— START OF EXERCISE INPUTS —

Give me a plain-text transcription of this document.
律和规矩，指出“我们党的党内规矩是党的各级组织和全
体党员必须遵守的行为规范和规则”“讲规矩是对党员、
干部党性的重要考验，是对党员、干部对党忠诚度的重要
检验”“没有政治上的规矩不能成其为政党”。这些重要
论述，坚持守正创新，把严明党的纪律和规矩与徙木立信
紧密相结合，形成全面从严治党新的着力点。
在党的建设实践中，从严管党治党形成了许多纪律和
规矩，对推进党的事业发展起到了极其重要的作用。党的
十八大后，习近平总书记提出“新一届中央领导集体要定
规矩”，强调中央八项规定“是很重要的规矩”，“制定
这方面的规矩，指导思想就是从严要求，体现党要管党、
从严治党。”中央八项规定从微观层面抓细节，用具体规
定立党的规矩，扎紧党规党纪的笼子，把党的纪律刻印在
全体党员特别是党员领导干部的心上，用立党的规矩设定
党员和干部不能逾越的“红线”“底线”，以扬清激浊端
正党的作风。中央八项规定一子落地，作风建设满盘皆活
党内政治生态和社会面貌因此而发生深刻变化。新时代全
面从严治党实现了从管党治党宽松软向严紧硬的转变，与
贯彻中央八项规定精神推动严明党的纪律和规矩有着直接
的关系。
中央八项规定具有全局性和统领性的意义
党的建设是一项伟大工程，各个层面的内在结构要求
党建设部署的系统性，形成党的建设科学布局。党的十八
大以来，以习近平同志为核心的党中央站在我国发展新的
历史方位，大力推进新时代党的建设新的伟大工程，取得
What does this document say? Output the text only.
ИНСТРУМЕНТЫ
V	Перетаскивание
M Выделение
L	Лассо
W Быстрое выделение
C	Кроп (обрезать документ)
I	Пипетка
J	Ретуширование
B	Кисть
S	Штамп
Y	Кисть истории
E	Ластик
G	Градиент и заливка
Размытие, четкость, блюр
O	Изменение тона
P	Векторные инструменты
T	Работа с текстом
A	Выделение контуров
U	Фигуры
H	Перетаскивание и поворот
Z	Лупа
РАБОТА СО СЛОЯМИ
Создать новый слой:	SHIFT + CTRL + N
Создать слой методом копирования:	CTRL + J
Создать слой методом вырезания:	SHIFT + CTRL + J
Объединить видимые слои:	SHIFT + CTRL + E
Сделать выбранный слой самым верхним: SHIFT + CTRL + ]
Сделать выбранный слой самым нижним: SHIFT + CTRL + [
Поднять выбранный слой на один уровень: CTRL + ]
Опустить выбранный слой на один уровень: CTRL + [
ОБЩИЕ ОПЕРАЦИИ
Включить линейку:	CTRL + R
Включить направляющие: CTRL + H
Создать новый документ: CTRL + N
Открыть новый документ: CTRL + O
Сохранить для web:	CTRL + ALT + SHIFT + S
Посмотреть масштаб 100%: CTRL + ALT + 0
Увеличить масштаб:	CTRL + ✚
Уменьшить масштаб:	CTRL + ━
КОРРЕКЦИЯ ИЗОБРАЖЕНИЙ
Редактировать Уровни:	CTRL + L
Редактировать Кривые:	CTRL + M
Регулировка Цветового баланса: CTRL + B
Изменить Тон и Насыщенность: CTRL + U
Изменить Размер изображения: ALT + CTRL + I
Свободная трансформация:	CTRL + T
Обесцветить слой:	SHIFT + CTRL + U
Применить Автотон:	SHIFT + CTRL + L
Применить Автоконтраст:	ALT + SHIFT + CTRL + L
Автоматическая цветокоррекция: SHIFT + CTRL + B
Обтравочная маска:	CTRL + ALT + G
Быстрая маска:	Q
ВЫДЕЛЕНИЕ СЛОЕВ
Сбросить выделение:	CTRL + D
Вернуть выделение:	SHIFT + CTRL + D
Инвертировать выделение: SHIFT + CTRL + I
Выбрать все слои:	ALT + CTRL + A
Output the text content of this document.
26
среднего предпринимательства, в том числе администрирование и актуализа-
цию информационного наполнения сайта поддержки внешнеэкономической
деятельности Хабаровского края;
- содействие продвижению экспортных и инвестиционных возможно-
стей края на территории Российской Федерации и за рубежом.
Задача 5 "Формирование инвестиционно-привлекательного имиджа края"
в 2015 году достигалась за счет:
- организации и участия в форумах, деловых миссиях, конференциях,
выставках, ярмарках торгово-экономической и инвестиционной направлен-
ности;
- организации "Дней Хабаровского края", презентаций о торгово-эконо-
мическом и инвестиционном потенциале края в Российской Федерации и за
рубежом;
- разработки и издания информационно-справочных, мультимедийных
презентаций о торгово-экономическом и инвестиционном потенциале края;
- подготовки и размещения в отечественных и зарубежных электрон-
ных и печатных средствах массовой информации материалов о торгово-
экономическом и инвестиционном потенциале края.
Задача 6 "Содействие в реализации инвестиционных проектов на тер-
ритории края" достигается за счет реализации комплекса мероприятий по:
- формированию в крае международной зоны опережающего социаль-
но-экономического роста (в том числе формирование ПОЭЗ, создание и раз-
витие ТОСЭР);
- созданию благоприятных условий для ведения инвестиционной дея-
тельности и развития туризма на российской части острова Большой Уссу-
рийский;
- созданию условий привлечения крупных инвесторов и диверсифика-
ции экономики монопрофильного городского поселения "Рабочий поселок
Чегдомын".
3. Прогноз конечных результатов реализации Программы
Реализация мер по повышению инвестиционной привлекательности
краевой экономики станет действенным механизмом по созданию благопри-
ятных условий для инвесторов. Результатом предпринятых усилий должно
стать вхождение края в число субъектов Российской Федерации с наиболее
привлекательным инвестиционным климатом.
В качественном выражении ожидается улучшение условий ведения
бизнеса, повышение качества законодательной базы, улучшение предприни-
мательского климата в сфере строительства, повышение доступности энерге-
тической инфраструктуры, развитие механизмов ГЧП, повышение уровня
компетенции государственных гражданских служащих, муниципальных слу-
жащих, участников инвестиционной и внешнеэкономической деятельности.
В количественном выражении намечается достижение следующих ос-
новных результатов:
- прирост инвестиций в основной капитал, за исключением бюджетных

— END OF EXERCISE INPUTS —

### WHAT THE TASK ASKS
Without leaving anything out, quote all the data.

### TASK SOLUTION
Give me a plain-text transcription of this document.
律和规矩，指出“我们党的党内规矩是党的各级组织和全
体党员必须遵守的行为规范和规则”“讲规矩是对党员、
干部党性的重要考验，是对党员、干部对党忠诚度的重要
检验”“没有政治上的规矩不能成其为政党”。这些重要
论述，坚持守正创新，把严明党的纪律和规矩与徙木立信
紧密相结合，形成全面从严治党新的着力点。
在党的建设实践中，从严管党治党形成了许多纪律和
规矩，对推进党的事业发展起到了极其重要的作用。党的
十八大后，习近平总书记提出“新一届中央领导集体要定
规矩”，强调中央八项规定“是很重要的规矩”，“制定
这方面的规矩，指导思想就是从严要求，体现党要管党、
从严治党。”中央八项规定从微观层面抓细节，用具体规
定立党的规矩，扎紧党规党纪的笼子，把党的纪律刻印在
全体党员特别是党员领导干部的心上，用立党的规矩设定
党员和干部不能逾越的“红线”“底线”，以扬清激浊端
正党的作风。中央八项规定一子落地，作风建设满盘皆活
党内政治生态和社会面貌因此而发生深刻变化。新时代全
面从严治党实现了从管党治党宽松软向严紧硬的转变，与
贯彻中央八项规定精神推动严明党的纪律和规矩有着直接
的关系。
中央八项规定具有全局性和统领性的意义
党的建设是一项伟大工程，各个层面的内在结构要求
党建设部署的系统性，形成党的建设科学布局。党的十八
大以来，以习近平同志为核心的党中央站在我国发展新的
历史方位，大力推进新时代党的建设新的伟大工程，取得
What does this document say? Output the text only.
ИНСТРУМЕНТЫ
V	Перетаскивание
M Выделение
L	Лассо
W Быстрое выделение
C	Кроп (обрезать документ)
I	Пипетка
J	Ретуширование
B	Кисть
S	Штамп
Y	Кисть истории
E	Ластик
G	Градиент и заливка
Размытие, четкость, блюр
O	Изменение тона
P	Векторные инструменты
T	Работа с текстом
A	Выделение контуров
U	Фигуры
H	Перетаскивание и поворот
Z	Лупа
РАБОТА СО СЛОЯМИ
Создать новый слой:	SHIFT + CTRL + N
Создать слой методом копирования:	CTRL + J
Создать слой методом вырезания:	SHIFT + CTRL + J
Объединить видимые слои:	SHIFT + CTRL + E
Сделать выбранный слой самым верхним: SHIFT + CTRL + ]
Сделать выбранный слой самым нижним: SHIFT + CTRL + [
Поднять выбранный слой на один уровень: CTRL + ]
Опустить выбранный слой на один уровень: CTRL + [
ОБЩИЕ ОПЕРАЦИИ
Включить линейку:	CTRL + R
Включить направляющие: CTRL + H
Создать новый документ: CTRL + N
Открыть новый документ: CTRL + O
Сохранить для web:	CTRL + ALT + SHIFT + S
Посмотреть масштаб 100%: CTRL + ALT + 0
Увеличить масштаб:	CTRL + ✚
Уменьшить масштаб:	CTRL + ━
КОРРЕКЦИЯ ИЗОБРАЖЕНИЙ
Редактировать Уровни:	CTRL + L
Редактировать Кривые:	CTRL + M
Регулировка Цветового баланса: CTRL + B
Изменить Тон и Насыщенность: CTRL + U
Изменить Размер изображения: ALT + CTRL + I
Свободная трансформация:	CTRL + T
Обесцветить слой:	SHIFT + CTRL + U
Применить Автотон:	SHIFT + CTRL + L
Применить Автоконтраст:	ALT + SHIFT + CTRL + L
Автоматическая цветокоррекция: SHIFT + CTRL + B
Обтравочная маска:	CTRL + ALT + G
Быстрая маска:	Q
ВЫДЕЛЕНИЕ СЛОЕВ
Сбросить выделение:	CTRL + D
Вернуть выделение:	SHIFT + CTRL + D
Инвертировать выделение: SHIFT + CTRL + I
Выбрать все слои:	ALT + CTRL + A
Output the text content of this document.
26
среднего предпринимательства, в том числе администрирование и актуализа-
цию информационного наполнения сайта поддержки внешнеэкономической
деятельности Хабаровского края;
- содействие продвижению экспортных и инвестиционных возможно-
стей края на территории Российской Федерации и за рубежом.
Задача 5 "Формирование инвестиционно-привлекательного имиджа края"
в 2015 году достигалась за счет:
- организации и участия в форумах, деловых миссиях, конференциях,
выставках, ярмарках торгово-экономической и инвестиционной направлен-
ности;
- организации "Дней Хабаровского края", презентаций о торгово-эконо-
мическом и инвестиционном потенциале края в Российской Федерации и за
рубежом;
- разработки и издания информационно-справочных, мультимедийных
презентаций о торгово-экономическом и инвестиционном потенциале края;
- подготовки и размещения в отечественных и зарубежных электрон-
ных и печатных средствах массовой информации материалов о торгово-
экономическом и инвестиционном потенциале края.
Задача 6 "Содействие в реализации инвестиционных проектов на тер-
ритории края" достигается за счет реализации комплекса мероприятий по:
- формированию в крае международной зоны опережающего социаль-
но-экономического роста (в том числе формирование ПОЭЗ, создание и раз-
витие ТОСЭР);
- созданию благоприятных условий для ведения инвестиционной дея-
тельности и развития туризма на российской части острова Большой Уссу-
рийский;
- созданию условий привлечения крупных инвесторов и диверсифика-
ции экономики монопрофильного городского поселения "Рабочий поселок
Чегдомын".
3. Прогноз конечных результатов реализации Программы
Реализация мер по повышению инвестиционной привлекательности
краевой экономики станет действенным механизмом по созданию благопри-
ятных условий для инвесторов. Результатом предпринятых усилий должно
стать вхождение края в число субъектов Российской Федерации с наиболее
привлекательным инвестиционным климатом.
В качественном выражении ожидается улучшение условий ведения
бизнеса, повышение качества законодательной базы, улучшение предприни-
мательского климата в сфере строительства, повышение доступности энерге-
тической инфраструктуры, развитие механизмов ГЧП, повышение уровня
компетенции государственных гражданских служащих, муниципальных слу-
жащих, участников инвестиционной и внешнеэкономической деятельности.
В количественном выражении намечается достижение следующих ос-
новных результатов:
- прирост инвестиций в основной капитал, за исключением бюджетных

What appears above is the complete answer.